Dataset rows about figures
** Begin **

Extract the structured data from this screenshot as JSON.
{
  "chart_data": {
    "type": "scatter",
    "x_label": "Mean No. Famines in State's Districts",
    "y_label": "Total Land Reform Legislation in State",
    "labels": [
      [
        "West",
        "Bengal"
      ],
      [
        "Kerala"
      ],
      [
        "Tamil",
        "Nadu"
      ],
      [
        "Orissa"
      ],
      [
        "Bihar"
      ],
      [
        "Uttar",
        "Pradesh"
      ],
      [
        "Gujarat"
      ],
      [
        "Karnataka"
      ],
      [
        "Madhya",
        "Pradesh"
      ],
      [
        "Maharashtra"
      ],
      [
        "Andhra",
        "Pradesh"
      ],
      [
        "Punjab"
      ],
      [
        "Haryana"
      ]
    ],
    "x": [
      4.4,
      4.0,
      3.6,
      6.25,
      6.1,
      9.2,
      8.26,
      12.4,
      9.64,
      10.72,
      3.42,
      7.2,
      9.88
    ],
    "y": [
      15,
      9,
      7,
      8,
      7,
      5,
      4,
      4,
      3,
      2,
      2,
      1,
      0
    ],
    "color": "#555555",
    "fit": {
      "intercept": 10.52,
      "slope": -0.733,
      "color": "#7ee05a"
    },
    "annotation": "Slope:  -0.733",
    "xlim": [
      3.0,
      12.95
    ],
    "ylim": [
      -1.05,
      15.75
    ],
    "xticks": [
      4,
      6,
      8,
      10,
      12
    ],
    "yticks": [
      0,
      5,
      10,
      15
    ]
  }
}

** End **

> **EXERCISE DESCRIPTION**: Give back each line above precisely as it stands.

> **EXERCISE ANSWER**:
Extract the structured data from this screenshot as JSON.
{
  "chart_data": {
    "type": "scatter",
    "x_label": "Mean No. Famines in State's Districts",
    "y_label": "Total Land Reform Legislation in State",
    "labels": [
      [
        "West",
        "Bengal"
      ],
      [
        "Kerala"
      ],
      [
        "Tamil",
        "Nadu"
      ],
      [
        "Orissa"
      ],
      [
        "Bihar"
      ],
      [
        "Uttar",
        "Pradesh"
      ],
      [
        "Gujarat"
      ],
      [
        "Karnataka"
      ],
      [
        "Madhya",
        "Pradesh"
      ],
      [
        "Maharashtra"
      ],
      [
        "Andhra",
        "Pradesh"
      ],
      [
        "Punjab"
      ],
      [
        "Haryana"
      ]
    ],
    "x": [
      4.4,
      4.0,
      3.6,
      6.25,
      6.1,
      9.2,
      8.26,
      12.4,
      9.64,
      10.72,
      3.42,
      7.2,
      9.88
    ],
    "y": [
      15,
      9,
      7,
      8,
      7,
      5,
      4,
      4,
      3,
      2,
      2,
      1,
      0
    ],
    "color": "#555555",
    "fit": {
      "intercept": 10.52,
      "slope": -0.733,
      "color": "#7ee05a"
    },
    "annotation": "Slope:  -0.733",
    "xlim": [
      3.0,
      12.95
    ],
    "ylim": [
      -1.05,
      15.75
    ],
    "xticks": [
      4,
      6,
      8,
      10,
      12
    ],
    "yticks": [
      0,
      5,
      10,
      15
    ]
  }
}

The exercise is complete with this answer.